>> Start Task material

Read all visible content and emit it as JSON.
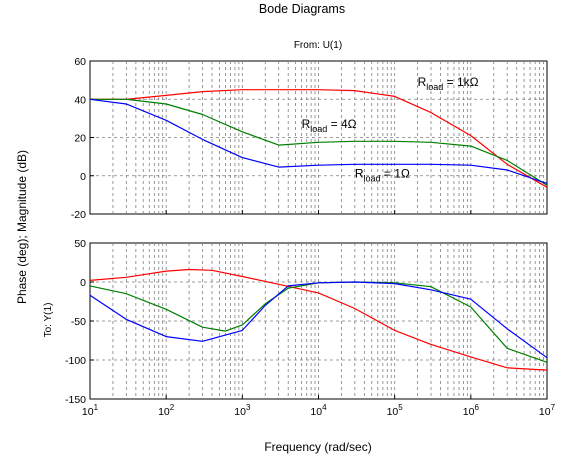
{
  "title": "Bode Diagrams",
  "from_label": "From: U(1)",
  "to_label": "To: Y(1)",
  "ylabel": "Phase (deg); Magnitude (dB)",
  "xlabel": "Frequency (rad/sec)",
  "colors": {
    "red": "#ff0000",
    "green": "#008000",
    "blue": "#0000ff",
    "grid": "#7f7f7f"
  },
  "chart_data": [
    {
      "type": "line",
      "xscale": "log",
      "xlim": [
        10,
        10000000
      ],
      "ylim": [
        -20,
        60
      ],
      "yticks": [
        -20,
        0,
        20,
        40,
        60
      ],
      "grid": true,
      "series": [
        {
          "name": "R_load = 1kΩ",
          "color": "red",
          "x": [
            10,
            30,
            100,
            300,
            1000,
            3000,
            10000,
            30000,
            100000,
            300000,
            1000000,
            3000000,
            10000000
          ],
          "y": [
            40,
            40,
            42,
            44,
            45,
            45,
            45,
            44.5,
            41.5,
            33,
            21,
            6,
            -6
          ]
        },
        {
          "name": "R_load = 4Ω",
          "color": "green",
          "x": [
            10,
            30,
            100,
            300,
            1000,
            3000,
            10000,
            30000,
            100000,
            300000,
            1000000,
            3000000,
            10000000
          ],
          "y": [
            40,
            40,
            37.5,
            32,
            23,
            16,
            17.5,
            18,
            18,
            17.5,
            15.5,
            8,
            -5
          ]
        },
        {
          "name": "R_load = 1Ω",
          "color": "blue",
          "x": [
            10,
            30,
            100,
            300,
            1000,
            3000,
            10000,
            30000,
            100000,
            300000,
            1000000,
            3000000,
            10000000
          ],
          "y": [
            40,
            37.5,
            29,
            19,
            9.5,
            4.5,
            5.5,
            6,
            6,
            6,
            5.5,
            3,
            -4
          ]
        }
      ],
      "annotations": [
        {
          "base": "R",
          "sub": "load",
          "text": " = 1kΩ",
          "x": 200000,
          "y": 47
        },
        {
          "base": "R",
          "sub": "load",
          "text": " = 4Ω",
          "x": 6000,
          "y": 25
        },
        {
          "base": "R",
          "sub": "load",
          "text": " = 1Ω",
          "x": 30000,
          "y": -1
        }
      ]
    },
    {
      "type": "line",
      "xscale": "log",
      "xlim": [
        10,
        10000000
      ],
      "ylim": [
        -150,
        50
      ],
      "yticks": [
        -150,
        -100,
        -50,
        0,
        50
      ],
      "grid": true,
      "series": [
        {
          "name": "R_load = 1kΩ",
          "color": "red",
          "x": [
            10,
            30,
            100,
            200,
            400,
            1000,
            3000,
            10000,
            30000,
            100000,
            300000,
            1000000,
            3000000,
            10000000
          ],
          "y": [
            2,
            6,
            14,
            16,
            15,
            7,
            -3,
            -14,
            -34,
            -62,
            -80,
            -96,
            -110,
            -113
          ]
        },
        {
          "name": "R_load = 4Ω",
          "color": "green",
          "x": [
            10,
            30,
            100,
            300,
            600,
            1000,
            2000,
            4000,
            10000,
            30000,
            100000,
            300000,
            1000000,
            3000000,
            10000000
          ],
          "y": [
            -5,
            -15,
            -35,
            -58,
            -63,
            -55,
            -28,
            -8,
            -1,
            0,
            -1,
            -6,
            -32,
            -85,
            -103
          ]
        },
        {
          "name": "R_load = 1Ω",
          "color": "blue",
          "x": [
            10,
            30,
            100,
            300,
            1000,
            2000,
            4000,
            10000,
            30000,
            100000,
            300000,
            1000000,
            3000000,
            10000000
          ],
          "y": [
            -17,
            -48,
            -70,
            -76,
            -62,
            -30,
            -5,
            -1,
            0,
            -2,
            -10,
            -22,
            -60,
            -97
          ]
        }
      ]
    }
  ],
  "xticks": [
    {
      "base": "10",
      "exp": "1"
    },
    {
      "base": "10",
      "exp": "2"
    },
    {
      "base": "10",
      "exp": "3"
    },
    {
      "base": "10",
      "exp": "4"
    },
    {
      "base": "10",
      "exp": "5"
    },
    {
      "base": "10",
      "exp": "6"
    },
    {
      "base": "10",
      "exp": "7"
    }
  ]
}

>> End Task material

Retype the whole listing, keeping every line identical and omitting all pictures.

### Worked answer
Read all visible content and emit it as JSON.
{
  "title": "Bode Diagrams",
  "from_label": "From: U(1)",
  "to_label": "To: Y(1)",
  "ylabel": "Phase (deg); Magnitude (dB)",
  "xlabel": "Frequency (rad/sec)",
  "colors": {
    "red": "#ff0000",
    "green": "#008000",
    "blue": "#0000ff",
    "grid": "#7f7f7f"
  },
  "chart_data": [
    {
      "type": "line",
      "xscale": "log",
      "xlim": [
        10,
        10000000
      ],
      "ylim": [
        -20,
        60
      ],
      "yticks": [
        -20,
        0,
        20,
        40,
        60
      ],
      "grid": true,
      "series": [
        {
          "name": "R_load = 1kΩ",
          "color": "red",
          "x": [
            10,
            30,
            100,
            300,
            1000,
            3000,
            10000,
            30000,
            100000,
            300000,
            1000000,
            3000000,
            10000000
          ],
          "y": [
            40,
            40,
            42,
            44,
            45,
            45,
            45,
            44.5,
            41.5,
            33,
            21,
            6,
            -6
          ]
        },
        {
          "name": "R_load = 4Ω",
          "color": "green",
          "x": [
            10,
            30,
            100,
            300,
            1000,
            3000,
            10000,
            30000,
            100000,
            300000,
            1000000,
            3000000,
            10000000
          ],
          "y": [
            40,
            40,
            37.5,
            32,
            23,
            16,
            17.5,
            18,
            18,
            17.5,
            15.5,
            8,
            -5
          ]
        },
        {
          "name": "R_load = 1Ω",
          "color": "blue",
          "x": [
            10,
            30,
            100,
            300,
            1000,
            3000,
            10000,
            30000,
            100000,
            300000,
            1000000,
            3000000,
            10000000
          ],
          "y": [
            40,
            37.5,
            29,
            19,
            9.5,
            4.5,
            5.5,
            6,
            6,
            6,
            5.5,
            3,
            -4
          ]
        }
      ],
      "annotations": [
        {
          "base": "R",
          "sub": "load",
          "text": " = 1kΩ",
          "x": 200000,
          "y": 47
        },
        {
          "base": "R",
          "sub": "load",
          "text": " = 4Ω",
          "x": 6000,
          "y": 25
        },
        {
          "base": "R",
          "sub": "load",
          "text": " = 1Ω",
          "x": 30000,
          "y": -1
        }
      ]
    },
    {
      "type": "line",
      "xscale": "log",
      "xlim": [
        10,
        10000000
      ],
      "ylim": [
        -150,
        50
      ],
      "yticks": [
        -150,
        -100,
        -50,
        0,
        50
      ],
      "grid": true,
      "series": [
        {
          "name": "R_load = 1kΩ",
          "color": "red",
          "x": [
            10,
            30,
            100,
            200,
            400,
            1000,
            3000,
            10000,
            30000,
            100000,
            300000,
            1000000,
            3000000,
            10000000
          ],
          "y": [
            2,
            6,
            14,
            16,
            15,
            7,
            -3,
            -14,
            -34,
            -62,
            -80,
            -96,
            -110,
            -113
          ]
        },
        {
          "name": "R_load = 4Ω",
          "color": "green",
          "x": [
            10,
            30,
            100,
            300,
            600,
            1000,
            2000,
            4000,
            10000,
            30000,
            100000,
            300000,
            1000000,
            3000000,
            10000000
          ],
          "y": [
            -5,
            -15,
            -35,
            -58,
            -63,
            -55,
            -28,
            -8,
            -1,
            0,
            -1,
            -6,
            -32,
            -85,
            -103
          ]
        },
        {
          "name": "R_load = 1Ω",
          "color": "blue",
          "x": [
            10,
            30,
            100,
            300,
            1000,
            2000,
            4000,
            10000,
            30000,
            100000,
            300000,
            1000000,
            3000000,
            10000000
          ],
          "y": [
            -17,
            -48,
            -70,
            -76,
            -62,
            -30,
            -5,
            -1,
            0,
            -2,
            -10,
            -22,
            -60,
            -97
          ]
        }
      ]
    }
  ],
  "xticks": [
    {
      "base": "10",
      "exp": "1"
    },
    {
      "base": "10",
      "exp": "2"
    },
    {
      "base": "10",
      "exp": "3"
    },
    {
      "base": "10",
      "exp": "4"
    },
    {
      "base": "10",
      "exp": "5"
    },
    {
      "base": "10",
      "exp": "6"
    },
    {
      "base": "10",
      "exp": "7"
    }
  ]
}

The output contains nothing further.